Task.
Find and return each line containing "WorldClimate".

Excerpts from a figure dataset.
■ ■ ■ ■

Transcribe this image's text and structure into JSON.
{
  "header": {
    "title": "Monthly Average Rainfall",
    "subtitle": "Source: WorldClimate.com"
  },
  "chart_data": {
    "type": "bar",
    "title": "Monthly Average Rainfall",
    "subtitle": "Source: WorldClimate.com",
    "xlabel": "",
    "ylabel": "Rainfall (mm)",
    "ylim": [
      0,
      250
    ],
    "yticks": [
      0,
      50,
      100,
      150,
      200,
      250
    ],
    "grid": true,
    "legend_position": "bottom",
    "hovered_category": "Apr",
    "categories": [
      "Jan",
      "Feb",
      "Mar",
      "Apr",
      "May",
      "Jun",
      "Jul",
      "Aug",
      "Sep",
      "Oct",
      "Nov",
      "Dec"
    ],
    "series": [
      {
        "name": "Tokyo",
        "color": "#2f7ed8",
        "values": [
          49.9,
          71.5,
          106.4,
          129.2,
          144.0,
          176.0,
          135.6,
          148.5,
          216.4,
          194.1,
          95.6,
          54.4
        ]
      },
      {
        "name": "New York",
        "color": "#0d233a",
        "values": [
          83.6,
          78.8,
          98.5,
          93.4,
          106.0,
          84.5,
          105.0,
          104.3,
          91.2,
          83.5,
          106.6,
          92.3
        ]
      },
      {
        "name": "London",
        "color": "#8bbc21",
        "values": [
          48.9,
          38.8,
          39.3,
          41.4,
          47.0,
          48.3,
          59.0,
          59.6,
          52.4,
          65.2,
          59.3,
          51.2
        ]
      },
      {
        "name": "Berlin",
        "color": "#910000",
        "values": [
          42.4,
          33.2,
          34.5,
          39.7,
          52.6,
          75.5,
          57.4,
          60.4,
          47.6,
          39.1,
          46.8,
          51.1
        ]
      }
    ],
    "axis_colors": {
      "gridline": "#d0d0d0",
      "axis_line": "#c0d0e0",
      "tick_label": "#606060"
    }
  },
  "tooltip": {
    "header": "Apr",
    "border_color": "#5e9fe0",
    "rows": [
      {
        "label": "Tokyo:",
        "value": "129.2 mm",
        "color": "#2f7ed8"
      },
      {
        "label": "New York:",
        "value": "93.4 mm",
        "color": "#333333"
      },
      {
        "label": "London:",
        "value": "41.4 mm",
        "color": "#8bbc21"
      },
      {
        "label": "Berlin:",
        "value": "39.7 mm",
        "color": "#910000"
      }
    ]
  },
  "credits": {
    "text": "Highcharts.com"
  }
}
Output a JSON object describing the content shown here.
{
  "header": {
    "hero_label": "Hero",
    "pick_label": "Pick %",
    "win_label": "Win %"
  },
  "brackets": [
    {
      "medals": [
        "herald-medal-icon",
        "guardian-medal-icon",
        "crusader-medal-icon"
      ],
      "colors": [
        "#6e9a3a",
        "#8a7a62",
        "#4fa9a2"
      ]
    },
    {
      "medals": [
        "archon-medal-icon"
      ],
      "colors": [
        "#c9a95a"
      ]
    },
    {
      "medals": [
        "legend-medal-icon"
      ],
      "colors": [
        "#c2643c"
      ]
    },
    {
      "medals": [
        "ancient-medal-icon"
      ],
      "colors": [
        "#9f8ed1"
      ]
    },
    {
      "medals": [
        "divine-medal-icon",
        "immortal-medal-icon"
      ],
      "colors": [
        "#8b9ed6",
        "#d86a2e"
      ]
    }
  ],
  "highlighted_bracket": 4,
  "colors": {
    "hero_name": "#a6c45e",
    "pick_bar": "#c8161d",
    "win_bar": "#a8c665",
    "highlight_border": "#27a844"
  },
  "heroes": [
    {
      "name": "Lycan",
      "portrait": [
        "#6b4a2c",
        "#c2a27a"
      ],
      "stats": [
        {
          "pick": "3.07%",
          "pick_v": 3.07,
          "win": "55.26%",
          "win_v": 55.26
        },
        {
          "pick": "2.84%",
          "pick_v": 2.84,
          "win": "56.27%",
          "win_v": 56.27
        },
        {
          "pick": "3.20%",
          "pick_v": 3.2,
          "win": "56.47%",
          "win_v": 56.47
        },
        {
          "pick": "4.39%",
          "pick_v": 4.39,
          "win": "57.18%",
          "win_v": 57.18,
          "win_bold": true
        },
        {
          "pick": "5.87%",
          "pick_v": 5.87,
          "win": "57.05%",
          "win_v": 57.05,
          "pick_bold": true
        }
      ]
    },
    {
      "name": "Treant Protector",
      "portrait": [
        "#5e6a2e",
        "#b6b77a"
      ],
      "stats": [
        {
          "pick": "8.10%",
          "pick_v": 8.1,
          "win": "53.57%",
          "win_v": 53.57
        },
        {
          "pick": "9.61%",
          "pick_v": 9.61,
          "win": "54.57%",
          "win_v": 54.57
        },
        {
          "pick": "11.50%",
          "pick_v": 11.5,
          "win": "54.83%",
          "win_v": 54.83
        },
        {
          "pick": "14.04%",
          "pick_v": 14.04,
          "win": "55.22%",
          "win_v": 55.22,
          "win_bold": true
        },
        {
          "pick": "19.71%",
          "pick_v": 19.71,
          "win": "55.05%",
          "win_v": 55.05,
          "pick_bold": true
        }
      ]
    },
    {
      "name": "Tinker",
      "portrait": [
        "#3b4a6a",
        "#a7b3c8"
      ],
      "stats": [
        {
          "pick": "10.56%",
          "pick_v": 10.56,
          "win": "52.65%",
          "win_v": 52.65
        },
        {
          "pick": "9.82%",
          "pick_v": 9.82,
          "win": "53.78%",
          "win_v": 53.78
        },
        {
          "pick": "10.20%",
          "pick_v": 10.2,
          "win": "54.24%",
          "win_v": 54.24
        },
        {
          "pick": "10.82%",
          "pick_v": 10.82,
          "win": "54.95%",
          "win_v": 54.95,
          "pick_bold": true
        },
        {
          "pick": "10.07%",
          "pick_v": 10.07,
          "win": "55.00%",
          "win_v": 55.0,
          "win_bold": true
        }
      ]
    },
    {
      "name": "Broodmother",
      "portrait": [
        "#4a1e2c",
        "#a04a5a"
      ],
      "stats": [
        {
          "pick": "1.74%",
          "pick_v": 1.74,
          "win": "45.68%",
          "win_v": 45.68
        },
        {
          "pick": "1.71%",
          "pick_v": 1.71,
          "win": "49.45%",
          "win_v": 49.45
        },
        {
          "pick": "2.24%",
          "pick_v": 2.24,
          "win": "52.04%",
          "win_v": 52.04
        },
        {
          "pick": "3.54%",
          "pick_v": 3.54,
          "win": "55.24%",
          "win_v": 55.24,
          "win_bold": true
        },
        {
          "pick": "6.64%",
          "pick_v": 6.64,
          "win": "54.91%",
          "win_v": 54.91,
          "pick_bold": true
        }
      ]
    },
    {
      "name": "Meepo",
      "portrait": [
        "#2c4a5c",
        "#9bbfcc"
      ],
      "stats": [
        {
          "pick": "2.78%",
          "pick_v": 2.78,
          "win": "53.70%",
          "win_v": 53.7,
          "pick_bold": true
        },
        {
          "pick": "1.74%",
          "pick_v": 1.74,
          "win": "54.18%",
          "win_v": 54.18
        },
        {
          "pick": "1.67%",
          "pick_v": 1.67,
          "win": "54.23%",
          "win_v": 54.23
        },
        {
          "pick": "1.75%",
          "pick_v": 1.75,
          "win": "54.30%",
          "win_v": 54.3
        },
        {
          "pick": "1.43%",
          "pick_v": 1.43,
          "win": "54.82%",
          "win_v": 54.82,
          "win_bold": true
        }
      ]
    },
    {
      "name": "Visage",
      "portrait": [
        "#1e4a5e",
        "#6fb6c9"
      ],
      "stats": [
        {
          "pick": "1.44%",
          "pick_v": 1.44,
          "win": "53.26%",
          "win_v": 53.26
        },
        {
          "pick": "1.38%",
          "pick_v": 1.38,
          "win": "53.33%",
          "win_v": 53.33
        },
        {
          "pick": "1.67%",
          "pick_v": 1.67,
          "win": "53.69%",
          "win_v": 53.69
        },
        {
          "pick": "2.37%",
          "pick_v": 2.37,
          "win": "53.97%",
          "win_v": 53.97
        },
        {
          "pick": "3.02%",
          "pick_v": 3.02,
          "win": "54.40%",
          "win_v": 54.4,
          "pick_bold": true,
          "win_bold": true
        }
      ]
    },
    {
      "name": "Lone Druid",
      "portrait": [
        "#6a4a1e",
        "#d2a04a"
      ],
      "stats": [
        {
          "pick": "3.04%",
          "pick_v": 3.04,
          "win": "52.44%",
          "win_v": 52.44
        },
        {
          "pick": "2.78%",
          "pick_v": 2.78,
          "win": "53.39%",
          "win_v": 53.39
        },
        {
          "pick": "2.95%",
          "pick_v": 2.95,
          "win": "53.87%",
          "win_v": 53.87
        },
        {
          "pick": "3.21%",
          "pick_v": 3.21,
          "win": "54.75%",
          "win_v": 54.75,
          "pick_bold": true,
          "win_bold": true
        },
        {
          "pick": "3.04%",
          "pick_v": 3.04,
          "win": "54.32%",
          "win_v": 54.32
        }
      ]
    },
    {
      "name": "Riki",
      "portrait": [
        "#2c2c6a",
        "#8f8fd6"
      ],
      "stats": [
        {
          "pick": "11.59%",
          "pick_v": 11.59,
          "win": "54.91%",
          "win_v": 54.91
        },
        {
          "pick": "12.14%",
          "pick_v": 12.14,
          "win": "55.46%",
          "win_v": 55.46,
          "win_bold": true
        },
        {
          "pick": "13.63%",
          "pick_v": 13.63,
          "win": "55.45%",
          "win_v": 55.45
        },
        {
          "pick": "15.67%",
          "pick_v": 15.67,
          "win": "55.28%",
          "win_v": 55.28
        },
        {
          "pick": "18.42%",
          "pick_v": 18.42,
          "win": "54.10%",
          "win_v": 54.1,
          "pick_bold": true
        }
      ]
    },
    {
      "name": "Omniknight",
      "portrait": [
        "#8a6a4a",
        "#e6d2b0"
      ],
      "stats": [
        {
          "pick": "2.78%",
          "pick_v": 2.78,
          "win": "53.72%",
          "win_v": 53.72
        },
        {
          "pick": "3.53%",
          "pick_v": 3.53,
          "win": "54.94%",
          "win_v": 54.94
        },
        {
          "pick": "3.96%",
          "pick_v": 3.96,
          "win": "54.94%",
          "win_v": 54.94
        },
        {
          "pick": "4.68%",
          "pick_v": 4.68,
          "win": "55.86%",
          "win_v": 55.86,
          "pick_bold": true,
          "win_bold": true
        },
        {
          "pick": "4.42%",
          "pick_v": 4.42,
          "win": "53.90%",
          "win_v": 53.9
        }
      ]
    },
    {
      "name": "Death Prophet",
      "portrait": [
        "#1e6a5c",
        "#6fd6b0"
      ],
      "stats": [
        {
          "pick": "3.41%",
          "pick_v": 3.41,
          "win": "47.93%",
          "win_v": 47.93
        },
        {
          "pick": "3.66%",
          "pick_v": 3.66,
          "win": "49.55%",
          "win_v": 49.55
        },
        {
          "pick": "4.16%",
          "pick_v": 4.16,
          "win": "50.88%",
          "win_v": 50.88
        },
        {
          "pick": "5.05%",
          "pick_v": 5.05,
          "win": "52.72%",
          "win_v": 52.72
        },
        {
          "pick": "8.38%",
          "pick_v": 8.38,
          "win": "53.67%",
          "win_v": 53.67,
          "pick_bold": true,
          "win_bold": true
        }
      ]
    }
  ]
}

■ ■ ■ ■

Task output.
    "subtitle": "Source: WorldClimate.com"
    "subtitle": "Source: WorldClimate.com",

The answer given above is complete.